═══ DATASET CONTENT ═══

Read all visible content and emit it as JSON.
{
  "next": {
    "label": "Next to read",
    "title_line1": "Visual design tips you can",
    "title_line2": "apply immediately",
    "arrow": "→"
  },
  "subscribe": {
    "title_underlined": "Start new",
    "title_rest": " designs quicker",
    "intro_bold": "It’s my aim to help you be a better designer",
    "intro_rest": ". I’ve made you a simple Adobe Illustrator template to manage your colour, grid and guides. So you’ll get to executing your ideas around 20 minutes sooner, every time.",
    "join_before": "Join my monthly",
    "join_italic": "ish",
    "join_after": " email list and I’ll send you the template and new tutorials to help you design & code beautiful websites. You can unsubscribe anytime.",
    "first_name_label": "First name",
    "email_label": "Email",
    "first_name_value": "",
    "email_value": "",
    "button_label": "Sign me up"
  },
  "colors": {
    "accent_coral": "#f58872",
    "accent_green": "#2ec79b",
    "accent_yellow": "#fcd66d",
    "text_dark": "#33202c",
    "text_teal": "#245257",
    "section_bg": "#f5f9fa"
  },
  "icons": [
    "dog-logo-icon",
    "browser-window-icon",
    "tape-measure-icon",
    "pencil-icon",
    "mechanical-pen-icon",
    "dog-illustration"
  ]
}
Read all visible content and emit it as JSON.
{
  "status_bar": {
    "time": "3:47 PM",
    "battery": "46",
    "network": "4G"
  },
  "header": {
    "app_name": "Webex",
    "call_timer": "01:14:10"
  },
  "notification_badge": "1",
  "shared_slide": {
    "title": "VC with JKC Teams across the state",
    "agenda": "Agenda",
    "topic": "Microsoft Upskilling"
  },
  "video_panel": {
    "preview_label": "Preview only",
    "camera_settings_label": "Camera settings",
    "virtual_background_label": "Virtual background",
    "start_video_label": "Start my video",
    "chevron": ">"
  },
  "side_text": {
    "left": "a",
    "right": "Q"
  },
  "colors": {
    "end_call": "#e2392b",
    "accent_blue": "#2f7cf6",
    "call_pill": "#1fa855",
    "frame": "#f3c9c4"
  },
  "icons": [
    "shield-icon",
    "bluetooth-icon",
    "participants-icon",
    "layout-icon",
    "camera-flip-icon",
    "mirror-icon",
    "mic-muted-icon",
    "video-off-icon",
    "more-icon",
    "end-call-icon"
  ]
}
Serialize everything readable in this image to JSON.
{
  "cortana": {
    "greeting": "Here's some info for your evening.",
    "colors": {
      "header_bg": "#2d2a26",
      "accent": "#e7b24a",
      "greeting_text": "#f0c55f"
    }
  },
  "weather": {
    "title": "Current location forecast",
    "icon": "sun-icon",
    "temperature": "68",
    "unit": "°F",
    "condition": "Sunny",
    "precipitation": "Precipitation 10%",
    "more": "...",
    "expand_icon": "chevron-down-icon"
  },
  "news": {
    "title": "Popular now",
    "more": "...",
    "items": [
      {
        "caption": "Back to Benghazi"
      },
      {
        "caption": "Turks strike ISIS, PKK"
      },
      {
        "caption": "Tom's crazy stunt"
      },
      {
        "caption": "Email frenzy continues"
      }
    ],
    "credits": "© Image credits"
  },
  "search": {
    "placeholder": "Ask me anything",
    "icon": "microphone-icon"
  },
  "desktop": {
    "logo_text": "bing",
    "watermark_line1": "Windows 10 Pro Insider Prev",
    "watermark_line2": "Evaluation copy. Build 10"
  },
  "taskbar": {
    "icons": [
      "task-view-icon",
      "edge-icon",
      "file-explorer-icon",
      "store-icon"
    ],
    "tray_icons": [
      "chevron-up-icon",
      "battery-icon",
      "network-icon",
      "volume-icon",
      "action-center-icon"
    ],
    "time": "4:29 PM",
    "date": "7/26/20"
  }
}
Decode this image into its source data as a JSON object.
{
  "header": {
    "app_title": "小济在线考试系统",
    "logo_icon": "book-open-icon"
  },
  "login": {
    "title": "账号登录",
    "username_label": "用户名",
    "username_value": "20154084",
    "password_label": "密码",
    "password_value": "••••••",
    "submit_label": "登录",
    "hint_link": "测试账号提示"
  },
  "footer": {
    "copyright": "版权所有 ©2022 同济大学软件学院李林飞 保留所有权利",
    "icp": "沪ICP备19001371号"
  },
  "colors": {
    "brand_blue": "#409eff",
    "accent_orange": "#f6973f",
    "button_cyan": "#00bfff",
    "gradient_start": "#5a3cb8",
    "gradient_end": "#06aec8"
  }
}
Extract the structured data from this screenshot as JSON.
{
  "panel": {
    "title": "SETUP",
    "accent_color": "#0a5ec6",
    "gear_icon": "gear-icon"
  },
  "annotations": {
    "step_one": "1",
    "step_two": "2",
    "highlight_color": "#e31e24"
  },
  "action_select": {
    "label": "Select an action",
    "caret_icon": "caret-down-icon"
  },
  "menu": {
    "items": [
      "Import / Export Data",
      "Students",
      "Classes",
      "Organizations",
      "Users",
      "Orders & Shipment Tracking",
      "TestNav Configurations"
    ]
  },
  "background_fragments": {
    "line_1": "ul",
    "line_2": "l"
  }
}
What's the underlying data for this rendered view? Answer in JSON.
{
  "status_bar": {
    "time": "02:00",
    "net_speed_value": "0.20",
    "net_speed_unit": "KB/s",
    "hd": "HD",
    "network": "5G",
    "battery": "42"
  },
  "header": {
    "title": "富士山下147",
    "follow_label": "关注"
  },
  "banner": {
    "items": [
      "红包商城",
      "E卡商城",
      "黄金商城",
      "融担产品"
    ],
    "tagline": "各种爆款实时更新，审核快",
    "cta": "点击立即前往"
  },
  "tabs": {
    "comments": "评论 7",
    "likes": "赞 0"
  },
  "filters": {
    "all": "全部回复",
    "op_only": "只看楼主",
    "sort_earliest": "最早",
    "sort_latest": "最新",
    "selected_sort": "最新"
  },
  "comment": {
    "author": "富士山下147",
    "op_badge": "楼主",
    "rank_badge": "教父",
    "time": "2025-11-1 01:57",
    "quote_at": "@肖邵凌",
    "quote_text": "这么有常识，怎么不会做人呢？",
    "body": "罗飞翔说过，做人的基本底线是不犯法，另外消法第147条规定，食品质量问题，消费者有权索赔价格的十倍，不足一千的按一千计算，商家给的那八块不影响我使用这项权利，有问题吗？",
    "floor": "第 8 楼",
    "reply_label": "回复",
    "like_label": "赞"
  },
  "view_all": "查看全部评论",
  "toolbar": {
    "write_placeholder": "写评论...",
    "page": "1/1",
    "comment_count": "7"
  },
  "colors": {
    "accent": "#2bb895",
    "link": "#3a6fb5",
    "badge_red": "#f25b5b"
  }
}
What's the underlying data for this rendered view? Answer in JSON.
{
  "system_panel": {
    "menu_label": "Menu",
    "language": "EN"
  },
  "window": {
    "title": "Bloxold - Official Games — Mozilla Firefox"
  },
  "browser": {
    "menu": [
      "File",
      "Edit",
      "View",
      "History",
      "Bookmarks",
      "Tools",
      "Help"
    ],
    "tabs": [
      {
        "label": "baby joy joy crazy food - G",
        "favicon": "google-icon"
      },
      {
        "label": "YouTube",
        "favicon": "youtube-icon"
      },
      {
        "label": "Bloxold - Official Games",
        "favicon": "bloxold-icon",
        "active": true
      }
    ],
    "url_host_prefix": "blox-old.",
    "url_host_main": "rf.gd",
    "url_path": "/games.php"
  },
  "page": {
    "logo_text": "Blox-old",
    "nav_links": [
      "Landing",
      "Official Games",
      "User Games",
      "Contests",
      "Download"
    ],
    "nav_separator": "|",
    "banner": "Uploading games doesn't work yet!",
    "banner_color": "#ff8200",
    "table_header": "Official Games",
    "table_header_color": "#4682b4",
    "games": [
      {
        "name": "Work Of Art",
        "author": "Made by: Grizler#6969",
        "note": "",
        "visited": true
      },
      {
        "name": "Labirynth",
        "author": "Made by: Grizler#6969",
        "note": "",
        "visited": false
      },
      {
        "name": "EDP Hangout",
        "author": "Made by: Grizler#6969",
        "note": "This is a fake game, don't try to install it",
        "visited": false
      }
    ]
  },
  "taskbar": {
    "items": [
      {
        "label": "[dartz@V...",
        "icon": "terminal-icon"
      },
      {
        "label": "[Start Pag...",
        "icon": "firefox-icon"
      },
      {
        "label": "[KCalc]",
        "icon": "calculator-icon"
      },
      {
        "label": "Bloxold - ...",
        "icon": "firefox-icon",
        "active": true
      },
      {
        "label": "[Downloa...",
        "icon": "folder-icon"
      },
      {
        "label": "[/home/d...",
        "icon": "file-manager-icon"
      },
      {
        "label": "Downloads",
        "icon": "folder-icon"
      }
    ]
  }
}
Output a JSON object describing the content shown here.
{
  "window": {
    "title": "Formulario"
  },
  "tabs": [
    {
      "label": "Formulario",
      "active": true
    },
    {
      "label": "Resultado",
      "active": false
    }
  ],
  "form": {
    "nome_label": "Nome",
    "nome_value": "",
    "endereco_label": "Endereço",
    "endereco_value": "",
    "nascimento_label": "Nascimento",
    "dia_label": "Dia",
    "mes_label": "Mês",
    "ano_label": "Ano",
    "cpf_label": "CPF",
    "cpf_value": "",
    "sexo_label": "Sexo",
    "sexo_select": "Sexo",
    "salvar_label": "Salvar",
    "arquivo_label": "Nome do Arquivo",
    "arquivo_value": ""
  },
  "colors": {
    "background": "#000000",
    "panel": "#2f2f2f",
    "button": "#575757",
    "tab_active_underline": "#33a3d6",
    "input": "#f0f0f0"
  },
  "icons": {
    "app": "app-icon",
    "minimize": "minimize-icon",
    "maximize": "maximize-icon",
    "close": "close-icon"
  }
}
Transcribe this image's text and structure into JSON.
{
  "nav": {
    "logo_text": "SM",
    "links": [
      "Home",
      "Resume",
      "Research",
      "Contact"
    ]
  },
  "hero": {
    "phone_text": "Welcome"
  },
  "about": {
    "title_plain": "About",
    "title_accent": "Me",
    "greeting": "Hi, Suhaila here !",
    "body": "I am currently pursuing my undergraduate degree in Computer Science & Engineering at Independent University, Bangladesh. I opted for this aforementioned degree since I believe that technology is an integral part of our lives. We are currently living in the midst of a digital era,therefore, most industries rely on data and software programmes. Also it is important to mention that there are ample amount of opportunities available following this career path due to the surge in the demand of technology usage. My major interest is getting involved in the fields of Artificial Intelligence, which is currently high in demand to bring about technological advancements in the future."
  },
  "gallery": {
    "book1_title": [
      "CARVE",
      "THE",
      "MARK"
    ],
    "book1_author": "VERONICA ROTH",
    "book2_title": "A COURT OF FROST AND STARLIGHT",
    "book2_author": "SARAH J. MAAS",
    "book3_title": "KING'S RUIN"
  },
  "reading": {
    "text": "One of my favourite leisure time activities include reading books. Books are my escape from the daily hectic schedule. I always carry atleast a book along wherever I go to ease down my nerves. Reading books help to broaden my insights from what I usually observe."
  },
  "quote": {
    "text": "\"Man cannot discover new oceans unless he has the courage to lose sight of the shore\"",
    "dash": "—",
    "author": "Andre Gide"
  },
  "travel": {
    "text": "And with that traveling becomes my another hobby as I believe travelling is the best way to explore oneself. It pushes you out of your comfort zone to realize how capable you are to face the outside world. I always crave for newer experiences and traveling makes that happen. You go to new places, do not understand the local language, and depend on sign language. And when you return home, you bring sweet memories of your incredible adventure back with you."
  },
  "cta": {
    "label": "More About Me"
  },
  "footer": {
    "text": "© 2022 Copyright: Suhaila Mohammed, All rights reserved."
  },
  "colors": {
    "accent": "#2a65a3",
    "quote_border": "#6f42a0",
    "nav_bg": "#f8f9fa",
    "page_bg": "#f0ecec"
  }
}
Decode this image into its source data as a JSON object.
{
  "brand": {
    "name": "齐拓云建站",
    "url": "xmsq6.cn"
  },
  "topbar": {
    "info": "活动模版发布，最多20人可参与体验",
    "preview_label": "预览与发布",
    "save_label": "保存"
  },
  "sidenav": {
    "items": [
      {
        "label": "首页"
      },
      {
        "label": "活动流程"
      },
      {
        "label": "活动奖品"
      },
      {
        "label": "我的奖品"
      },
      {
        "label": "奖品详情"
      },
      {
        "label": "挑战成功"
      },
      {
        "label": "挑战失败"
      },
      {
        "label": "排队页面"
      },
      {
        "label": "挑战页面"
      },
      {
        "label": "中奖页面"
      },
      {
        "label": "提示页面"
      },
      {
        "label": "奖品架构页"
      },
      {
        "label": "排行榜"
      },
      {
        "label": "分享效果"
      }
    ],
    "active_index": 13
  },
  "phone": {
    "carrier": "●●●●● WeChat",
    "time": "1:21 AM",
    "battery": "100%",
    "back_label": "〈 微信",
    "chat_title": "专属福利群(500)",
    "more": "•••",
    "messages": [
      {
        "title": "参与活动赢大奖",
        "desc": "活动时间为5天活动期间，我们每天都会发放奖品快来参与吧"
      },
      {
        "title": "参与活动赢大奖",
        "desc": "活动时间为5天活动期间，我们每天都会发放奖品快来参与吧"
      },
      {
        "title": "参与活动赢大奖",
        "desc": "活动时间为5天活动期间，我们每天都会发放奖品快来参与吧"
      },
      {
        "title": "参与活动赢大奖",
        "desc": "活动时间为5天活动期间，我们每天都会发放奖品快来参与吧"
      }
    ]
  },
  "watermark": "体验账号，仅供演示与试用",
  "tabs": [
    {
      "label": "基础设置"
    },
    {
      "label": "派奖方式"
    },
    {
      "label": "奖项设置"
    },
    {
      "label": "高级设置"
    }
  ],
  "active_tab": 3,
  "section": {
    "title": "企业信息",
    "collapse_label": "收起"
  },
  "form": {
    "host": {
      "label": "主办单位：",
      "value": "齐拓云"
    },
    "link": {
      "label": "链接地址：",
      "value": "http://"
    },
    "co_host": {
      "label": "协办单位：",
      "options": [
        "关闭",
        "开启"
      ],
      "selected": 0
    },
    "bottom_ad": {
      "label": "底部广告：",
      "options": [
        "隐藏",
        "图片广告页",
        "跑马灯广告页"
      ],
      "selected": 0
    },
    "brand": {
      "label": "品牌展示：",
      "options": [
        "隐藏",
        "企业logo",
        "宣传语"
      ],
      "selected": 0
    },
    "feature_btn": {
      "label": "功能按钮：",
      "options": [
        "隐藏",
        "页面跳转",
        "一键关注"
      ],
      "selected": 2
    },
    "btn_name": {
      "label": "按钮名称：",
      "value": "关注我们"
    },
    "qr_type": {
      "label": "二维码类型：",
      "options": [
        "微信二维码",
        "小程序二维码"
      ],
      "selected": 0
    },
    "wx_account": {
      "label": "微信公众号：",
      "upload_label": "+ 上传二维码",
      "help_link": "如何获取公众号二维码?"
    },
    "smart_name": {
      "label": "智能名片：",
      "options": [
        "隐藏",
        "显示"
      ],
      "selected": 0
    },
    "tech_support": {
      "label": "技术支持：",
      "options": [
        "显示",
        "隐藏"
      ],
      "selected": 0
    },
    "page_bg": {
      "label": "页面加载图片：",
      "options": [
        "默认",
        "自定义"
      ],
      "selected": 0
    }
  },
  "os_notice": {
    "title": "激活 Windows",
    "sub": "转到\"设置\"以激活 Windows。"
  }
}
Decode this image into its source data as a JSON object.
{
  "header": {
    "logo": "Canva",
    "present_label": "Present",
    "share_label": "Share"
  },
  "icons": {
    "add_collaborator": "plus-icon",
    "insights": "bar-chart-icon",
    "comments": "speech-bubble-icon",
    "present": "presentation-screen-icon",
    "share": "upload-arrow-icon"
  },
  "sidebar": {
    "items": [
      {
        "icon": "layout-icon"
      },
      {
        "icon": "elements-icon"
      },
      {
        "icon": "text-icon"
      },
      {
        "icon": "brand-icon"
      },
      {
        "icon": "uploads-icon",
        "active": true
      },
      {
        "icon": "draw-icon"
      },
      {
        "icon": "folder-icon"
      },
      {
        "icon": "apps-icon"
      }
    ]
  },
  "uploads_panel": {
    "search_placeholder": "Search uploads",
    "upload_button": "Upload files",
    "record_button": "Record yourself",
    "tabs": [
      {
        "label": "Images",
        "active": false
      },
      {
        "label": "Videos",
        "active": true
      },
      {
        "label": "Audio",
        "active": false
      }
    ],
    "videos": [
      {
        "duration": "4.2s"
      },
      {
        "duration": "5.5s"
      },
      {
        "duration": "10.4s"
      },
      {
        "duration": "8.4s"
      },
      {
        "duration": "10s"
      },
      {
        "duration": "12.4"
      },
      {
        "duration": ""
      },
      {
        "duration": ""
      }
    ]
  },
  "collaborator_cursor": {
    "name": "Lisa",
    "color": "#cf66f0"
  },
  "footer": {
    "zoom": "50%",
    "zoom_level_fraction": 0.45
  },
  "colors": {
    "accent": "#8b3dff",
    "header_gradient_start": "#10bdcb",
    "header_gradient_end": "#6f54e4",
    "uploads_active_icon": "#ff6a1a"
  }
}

═══

_PROBLEM DETAILS_: Filter the entries above down to the lines containing the word "from".

_TASK SOLUTION_:
Extract the structured data from this screenshot as JSON.
    "text": "One of my favourite leisure time activities include reading books. Books are my escape from the daily hectic schedule. I always carry atleast a book along wherever I go to ease down my nerves. Reading books help to broaden my insights from what I usually observe."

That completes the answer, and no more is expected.